§ **PROBLEM**
Select every line containing the word "subtitle" from the material, and copy those lines.
..............................
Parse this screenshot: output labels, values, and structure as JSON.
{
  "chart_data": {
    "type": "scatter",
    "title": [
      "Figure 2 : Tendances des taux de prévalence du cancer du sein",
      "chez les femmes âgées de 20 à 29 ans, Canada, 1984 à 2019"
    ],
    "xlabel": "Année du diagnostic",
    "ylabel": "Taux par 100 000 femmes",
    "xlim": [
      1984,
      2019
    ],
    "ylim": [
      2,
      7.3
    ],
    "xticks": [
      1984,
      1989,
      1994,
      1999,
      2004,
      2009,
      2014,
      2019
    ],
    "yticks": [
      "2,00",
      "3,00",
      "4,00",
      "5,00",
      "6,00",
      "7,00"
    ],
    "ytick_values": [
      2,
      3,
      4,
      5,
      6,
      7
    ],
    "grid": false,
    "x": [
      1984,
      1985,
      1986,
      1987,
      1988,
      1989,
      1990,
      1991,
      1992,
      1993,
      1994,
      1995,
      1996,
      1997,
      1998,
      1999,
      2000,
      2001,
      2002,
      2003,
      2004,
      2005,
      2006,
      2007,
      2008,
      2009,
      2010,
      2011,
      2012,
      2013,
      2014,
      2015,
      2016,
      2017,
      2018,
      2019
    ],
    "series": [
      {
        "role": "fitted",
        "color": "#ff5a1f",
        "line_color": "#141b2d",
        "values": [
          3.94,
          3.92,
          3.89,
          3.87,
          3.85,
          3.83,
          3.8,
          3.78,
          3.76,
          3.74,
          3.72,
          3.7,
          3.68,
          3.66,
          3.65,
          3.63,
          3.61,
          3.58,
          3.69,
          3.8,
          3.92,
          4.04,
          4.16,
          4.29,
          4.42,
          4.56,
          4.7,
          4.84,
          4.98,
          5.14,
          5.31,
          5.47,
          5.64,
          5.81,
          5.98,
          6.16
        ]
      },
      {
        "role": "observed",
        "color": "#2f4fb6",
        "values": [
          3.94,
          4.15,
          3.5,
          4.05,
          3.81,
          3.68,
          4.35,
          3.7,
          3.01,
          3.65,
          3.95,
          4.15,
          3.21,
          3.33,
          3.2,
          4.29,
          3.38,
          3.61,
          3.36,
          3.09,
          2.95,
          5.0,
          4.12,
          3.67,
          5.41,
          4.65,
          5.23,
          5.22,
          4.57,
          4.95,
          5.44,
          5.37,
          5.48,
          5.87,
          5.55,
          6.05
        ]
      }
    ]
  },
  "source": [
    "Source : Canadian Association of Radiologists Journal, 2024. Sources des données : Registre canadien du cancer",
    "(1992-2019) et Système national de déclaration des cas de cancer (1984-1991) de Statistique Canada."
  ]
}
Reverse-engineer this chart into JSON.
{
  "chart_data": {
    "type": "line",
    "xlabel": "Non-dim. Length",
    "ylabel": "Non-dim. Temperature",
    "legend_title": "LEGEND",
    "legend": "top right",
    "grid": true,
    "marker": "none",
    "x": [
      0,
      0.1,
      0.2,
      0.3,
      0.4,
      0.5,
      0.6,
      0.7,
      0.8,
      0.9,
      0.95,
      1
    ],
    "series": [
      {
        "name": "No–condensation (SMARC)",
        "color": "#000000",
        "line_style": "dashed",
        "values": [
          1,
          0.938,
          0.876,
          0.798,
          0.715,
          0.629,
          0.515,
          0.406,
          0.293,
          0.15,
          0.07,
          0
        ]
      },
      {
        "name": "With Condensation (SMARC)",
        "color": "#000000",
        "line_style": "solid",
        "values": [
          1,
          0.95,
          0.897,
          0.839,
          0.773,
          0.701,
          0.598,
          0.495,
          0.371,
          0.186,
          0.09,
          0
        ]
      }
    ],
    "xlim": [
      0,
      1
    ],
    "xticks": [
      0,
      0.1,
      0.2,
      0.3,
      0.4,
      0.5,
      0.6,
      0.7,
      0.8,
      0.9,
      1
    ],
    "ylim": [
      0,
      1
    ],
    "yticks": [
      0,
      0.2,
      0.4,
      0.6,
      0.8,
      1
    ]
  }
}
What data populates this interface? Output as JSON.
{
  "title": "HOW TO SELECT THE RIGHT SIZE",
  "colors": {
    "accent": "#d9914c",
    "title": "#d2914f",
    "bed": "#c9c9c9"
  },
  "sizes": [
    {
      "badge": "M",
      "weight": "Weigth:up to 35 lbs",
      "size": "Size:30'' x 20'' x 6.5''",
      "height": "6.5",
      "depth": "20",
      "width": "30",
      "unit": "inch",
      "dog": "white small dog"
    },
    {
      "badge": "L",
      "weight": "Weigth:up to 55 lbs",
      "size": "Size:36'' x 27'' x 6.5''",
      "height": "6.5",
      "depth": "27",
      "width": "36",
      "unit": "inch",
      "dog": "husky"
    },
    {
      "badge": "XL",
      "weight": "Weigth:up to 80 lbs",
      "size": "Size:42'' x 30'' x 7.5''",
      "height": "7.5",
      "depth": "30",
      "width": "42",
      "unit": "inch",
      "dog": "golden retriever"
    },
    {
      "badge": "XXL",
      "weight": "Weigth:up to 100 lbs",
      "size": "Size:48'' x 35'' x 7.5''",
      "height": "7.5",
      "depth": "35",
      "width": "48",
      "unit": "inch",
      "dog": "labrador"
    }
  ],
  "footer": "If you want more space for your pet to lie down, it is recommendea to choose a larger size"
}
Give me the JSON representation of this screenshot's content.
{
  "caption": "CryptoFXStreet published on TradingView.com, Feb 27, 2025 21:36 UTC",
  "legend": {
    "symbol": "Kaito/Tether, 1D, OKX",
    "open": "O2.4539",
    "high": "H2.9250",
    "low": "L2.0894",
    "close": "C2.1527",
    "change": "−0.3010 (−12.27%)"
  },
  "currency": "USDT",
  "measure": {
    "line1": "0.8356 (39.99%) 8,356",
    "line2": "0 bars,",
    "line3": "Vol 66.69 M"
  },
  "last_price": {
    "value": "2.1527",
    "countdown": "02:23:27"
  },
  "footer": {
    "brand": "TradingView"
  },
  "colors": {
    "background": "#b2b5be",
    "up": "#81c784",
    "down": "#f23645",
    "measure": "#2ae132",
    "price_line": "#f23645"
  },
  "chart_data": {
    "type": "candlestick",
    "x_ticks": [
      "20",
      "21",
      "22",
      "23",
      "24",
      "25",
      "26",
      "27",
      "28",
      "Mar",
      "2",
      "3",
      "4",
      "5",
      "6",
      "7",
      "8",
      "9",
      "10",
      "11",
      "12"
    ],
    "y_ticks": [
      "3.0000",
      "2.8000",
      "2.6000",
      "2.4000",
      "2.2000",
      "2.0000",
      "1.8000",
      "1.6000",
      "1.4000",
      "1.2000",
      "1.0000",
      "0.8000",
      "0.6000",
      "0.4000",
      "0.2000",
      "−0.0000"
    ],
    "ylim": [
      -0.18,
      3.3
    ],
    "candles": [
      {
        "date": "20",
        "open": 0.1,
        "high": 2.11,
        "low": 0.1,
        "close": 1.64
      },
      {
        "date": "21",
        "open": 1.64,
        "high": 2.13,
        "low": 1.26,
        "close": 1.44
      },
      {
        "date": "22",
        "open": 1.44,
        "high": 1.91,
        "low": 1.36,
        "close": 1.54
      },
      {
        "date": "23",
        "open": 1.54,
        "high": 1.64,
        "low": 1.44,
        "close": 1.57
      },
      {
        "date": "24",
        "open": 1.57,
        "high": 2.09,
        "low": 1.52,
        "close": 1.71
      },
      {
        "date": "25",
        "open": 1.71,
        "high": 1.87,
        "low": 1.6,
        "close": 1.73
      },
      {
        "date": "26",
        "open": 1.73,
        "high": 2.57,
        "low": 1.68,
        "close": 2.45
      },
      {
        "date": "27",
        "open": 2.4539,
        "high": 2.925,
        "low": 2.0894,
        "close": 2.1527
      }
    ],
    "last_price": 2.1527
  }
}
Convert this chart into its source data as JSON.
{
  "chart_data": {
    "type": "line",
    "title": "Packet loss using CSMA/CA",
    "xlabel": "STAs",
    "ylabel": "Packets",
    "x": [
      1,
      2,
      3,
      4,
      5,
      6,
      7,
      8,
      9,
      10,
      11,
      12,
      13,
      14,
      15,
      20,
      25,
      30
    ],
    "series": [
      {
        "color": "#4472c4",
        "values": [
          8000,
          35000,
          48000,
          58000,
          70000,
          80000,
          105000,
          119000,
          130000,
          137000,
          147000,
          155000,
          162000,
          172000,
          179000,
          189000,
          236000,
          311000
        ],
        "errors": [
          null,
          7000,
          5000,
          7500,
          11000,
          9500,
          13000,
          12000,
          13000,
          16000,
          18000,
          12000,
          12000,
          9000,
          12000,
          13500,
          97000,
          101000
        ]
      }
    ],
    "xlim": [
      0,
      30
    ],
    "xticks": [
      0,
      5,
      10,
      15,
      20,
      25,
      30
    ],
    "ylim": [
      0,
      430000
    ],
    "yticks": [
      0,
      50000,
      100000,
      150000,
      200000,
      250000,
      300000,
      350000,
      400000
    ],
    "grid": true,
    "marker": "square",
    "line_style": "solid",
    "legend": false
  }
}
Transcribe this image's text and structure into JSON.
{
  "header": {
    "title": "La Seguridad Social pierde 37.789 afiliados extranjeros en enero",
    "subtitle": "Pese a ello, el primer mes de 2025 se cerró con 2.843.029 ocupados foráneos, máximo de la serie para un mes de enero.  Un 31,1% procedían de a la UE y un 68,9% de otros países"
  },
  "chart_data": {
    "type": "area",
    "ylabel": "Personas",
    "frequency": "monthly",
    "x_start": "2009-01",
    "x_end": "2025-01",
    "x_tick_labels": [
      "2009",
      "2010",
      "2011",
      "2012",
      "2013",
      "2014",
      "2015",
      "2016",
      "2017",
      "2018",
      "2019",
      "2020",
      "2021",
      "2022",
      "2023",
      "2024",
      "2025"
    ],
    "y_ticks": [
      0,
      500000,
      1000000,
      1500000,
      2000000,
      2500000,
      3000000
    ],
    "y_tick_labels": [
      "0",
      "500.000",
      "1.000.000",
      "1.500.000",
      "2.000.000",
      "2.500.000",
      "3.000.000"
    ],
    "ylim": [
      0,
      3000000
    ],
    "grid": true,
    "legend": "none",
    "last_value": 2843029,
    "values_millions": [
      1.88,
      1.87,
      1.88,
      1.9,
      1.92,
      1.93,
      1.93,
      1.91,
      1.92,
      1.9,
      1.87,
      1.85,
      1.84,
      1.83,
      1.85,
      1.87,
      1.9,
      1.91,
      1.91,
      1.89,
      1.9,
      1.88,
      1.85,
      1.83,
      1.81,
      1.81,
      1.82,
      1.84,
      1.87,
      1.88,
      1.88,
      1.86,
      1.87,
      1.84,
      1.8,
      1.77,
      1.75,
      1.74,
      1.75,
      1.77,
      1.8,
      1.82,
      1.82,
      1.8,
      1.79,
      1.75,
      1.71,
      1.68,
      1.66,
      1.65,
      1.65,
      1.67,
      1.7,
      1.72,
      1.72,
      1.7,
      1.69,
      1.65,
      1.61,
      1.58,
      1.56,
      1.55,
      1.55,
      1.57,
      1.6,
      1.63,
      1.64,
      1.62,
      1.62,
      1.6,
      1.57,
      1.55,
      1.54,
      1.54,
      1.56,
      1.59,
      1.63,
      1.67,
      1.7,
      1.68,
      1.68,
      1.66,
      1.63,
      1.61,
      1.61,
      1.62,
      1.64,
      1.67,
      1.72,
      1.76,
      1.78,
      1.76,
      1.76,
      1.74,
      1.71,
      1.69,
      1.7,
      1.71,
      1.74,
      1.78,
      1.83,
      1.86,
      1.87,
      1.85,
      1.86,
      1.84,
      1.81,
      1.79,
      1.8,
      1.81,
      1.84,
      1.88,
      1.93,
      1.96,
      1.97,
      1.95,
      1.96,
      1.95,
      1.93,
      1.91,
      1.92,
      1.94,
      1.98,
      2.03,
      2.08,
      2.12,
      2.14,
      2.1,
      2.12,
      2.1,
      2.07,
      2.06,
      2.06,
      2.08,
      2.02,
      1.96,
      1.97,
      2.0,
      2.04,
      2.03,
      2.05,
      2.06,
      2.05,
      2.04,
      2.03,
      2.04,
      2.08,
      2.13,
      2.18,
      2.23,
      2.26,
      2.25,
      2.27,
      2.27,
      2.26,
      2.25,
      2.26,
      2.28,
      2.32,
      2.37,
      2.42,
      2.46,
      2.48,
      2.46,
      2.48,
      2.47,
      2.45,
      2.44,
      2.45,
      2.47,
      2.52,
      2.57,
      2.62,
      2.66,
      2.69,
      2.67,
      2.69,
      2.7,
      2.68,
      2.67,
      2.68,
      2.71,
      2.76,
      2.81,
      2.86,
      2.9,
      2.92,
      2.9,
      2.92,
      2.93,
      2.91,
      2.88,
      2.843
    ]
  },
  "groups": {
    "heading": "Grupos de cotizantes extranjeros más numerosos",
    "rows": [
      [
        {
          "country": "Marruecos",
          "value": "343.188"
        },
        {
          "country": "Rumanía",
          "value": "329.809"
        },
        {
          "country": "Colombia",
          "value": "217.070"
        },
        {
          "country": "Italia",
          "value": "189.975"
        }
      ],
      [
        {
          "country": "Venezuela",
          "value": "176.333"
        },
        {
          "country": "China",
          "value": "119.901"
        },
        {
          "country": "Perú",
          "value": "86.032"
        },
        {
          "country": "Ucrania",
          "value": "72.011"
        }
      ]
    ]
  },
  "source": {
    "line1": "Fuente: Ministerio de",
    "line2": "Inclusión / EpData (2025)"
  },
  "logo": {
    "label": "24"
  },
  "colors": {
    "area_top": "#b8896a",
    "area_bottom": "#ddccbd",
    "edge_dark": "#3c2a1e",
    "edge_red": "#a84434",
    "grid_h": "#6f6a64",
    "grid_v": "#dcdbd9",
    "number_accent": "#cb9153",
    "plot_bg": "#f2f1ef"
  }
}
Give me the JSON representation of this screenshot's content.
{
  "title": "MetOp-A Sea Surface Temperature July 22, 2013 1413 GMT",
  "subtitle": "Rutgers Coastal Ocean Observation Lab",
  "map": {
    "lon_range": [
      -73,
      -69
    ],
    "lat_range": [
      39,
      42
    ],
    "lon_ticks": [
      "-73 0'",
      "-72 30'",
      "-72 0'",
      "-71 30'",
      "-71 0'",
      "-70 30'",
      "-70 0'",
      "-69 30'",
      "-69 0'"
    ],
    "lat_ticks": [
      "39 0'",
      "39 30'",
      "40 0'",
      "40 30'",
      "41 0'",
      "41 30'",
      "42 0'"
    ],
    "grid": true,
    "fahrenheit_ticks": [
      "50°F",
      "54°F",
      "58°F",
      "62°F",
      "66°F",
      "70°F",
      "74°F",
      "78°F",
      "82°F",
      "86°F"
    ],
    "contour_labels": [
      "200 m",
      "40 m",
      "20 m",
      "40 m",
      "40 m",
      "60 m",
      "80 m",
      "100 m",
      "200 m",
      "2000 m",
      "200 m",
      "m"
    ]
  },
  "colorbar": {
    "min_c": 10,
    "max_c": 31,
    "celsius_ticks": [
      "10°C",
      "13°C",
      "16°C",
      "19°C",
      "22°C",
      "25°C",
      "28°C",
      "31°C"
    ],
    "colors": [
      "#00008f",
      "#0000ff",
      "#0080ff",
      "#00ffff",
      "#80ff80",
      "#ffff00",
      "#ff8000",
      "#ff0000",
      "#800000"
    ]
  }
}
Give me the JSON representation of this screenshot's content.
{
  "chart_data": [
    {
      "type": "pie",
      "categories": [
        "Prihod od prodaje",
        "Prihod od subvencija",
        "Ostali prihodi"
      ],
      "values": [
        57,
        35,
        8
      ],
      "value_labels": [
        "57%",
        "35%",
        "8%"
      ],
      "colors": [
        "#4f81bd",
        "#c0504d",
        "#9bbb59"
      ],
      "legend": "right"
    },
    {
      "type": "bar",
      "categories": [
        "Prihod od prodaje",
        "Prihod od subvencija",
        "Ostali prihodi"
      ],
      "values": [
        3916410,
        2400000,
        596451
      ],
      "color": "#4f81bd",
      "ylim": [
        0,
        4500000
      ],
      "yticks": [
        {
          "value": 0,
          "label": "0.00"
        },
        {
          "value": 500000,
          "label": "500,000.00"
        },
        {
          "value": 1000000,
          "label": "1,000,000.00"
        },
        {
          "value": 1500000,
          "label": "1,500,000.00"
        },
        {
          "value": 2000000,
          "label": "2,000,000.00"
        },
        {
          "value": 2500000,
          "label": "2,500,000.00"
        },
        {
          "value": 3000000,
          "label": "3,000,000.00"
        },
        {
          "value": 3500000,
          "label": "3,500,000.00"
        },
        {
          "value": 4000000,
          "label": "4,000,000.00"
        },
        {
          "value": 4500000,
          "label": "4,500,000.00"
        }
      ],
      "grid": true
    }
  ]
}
..............................
§ **COMPLETE ANSWER**
    "subtitle": "Pese a ello, el primer mes de 2025 se cerró con 2.843.029 ocupados foráneos, máximo de la serie para un mes de enero.  Un 31,1% procedían de a la UE y un 68,9% de otros países"
  "subtitle": "Rutgers Coastal Ocean Observation Lab",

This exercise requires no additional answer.